Extracted records:

+++++

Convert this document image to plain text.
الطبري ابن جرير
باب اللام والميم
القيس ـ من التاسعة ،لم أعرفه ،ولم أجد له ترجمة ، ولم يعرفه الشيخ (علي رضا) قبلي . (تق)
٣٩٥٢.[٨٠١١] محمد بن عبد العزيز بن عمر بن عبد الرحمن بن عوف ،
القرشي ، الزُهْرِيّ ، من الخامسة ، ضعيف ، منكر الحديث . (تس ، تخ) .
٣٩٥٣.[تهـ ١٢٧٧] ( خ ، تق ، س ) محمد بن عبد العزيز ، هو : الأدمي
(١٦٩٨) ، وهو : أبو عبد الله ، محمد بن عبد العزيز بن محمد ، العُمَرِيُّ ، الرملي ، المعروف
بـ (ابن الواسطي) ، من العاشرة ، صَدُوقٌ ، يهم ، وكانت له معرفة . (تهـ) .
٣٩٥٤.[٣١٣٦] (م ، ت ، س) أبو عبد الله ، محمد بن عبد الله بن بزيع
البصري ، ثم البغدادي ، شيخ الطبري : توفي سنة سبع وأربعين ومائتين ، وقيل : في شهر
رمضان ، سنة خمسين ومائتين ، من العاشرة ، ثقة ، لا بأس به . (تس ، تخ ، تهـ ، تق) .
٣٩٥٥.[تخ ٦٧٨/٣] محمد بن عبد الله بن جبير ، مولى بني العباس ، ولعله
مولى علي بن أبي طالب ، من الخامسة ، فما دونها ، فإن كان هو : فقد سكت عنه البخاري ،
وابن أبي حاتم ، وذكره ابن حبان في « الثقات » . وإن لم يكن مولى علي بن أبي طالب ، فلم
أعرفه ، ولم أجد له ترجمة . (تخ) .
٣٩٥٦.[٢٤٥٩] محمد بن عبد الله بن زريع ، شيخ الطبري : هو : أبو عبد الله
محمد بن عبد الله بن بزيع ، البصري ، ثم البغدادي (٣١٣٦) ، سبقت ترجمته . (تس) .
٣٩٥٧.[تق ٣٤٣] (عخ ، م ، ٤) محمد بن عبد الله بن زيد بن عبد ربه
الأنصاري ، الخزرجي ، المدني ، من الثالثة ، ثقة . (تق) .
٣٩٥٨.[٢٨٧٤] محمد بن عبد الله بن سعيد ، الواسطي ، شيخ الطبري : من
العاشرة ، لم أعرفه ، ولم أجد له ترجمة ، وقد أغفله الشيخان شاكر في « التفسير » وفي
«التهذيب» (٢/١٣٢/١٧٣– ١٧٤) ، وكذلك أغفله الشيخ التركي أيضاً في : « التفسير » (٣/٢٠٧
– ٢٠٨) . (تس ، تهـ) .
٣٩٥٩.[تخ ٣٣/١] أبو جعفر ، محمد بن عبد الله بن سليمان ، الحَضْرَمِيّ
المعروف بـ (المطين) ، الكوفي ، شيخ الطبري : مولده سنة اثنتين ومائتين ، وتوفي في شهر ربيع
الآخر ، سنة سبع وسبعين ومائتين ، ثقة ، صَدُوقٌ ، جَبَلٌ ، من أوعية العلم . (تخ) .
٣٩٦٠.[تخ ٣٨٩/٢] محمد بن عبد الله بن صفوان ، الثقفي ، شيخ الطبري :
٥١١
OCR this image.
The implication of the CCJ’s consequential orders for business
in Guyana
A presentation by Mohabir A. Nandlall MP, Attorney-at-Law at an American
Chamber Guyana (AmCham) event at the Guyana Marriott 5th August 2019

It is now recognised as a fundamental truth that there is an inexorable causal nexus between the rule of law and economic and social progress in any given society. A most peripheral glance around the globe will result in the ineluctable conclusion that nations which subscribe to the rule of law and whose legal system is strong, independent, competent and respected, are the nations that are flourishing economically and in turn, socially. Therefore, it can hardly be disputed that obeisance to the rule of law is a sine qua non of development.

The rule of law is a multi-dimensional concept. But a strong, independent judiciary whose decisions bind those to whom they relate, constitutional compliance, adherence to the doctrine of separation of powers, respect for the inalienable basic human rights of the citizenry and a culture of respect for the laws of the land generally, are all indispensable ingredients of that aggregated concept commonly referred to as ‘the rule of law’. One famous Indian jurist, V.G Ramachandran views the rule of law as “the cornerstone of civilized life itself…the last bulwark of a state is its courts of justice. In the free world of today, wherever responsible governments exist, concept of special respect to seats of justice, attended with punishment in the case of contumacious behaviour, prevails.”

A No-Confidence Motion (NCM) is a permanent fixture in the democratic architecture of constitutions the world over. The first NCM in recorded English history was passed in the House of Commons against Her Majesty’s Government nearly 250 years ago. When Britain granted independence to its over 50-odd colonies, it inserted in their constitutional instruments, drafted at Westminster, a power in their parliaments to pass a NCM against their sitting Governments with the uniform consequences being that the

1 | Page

+++++

:: YOUR OBJECTIVE ::
Identify every line above with the string "أغفله" in it. Copy those lines.

:: ANSWER BELOW ::
العاشرة ، لم أعرفه ، ولم أجد له ترجمة ، وقد أغفله الشيخان شاكر في « التفسير » وفي
«التهذيب» (٢/١٣٢/١٧٣– ١٧٤) ، وكذلك أغفله الشيخ التركي أيضاً في : « التفسير » (٣/٢٠٧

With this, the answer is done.